Recorded data:

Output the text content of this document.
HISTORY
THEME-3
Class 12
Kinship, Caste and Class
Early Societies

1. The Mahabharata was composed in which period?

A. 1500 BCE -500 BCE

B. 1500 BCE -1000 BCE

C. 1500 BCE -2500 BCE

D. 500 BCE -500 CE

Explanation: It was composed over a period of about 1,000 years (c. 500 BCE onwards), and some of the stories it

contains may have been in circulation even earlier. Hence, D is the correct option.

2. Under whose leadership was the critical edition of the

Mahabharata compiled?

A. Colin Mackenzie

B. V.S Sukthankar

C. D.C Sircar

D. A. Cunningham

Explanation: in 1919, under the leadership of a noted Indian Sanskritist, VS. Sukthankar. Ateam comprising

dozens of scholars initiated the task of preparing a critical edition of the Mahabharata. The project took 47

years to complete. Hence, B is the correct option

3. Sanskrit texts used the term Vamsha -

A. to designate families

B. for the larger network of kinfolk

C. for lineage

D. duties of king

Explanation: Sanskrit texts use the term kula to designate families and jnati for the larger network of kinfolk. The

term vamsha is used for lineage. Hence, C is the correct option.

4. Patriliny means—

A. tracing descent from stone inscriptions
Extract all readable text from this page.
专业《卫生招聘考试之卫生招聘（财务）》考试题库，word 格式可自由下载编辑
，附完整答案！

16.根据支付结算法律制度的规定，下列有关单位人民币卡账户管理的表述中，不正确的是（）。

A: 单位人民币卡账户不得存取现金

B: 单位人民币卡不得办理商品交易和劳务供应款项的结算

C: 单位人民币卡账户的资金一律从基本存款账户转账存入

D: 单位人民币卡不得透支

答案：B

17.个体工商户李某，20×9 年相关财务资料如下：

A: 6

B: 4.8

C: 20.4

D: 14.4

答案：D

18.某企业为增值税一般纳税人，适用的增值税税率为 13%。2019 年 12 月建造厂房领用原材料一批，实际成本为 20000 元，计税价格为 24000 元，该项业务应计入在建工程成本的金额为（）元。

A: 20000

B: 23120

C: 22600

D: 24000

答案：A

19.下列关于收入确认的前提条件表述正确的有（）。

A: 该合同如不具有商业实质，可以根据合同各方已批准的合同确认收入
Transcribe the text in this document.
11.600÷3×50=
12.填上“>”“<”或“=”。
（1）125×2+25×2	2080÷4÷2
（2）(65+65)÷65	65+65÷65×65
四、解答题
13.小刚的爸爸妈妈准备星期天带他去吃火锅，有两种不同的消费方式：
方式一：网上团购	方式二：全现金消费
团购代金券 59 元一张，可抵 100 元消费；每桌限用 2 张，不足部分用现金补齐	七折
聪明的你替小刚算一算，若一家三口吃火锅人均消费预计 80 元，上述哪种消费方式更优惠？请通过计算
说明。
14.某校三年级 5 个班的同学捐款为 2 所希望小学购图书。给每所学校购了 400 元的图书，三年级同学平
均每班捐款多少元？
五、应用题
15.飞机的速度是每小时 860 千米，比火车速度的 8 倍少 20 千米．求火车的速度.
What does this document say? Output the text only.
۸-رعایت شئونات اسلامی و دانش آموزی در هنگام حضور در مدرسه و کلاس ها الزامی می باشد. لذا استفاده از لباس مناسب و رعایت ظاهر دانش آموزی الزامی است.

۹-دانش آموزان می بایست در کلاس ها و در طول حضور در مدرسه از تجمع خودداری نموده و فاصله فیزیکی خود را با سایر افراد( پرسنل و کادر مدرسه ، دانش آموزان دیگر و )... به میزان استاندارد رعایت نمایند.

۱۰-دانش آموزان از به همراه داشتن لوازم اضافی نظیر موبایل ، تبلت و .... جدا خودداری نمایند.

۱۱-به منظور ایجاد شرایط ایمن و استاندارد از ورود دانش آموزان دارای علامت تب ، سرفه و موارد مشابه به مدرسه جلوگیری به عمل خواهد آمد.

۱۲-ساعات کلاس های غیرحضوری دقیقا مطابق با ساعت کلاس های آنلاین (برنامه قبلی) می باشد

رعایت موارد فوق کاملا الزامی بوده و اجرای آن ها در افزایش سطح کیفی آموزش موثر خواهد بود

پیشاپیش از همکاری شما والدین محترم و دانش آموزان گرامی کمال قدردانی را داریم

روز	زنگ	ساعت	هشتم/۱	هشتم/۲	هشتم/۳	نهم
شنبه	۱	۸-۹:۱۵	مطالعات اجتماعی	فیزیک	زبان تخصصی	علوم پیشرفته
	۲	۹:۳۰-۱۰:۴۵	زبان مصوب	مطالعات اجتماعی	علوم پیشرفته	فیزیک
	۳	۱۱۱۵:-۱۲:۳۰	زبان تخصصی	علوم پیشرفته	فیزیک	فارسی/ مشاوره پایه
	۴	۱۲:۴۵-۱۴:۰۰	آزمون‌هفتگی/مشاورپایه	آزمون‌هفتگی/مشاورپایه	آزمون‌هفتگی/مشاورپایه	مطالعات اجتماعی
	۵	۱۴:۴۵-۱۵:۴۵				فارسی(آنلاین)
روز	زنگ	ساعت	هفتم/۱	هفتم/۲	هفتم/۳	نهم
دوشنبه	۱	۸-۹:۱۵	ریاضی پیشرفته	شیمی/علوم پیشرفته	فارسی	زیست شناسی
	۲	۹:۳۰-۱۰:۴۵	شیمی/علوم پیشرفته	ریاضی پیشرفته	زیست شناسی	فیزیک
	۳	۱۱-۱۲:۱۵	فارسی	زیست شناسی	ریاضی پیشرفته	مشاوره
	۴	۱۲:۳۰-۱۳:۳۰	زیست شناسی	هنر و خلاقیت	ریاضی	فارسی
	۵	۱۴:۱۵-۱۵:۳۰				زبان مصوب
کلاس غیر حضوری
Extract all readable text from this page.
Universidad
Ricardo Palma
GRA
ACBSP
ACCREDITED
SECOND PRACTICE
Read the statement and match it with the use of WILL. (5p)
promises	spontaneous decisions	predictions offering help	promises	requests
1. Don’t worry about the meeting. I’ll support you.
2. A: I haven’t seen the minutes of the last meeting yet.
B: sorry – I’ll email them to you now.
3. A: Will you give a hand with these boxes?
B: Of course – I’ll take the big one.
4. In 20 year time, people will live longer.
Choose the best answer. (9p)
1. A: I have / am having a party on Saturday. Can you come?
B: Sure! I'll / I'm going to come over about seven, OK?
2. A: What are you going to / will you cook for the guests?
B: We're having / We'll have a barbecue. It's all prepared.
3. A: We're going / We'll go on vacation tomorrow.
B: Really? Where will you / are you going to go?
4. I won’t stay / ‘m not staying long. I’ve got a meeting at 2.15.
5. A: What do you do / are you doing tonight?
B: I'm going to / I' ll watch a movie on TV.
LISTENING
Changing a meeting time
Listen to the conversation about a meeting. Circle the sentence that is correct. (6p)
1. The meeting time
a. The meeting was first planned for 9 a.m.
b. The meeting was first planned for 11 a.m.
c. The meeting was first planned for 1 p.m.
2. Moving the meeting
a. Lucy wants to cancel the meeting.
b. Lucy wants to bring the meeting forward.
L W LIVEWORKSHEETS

WORK TO COMPLETE
Tell how many lines in the material above include the word "دانش", giving the number only.

REPLY TO THE TASK
5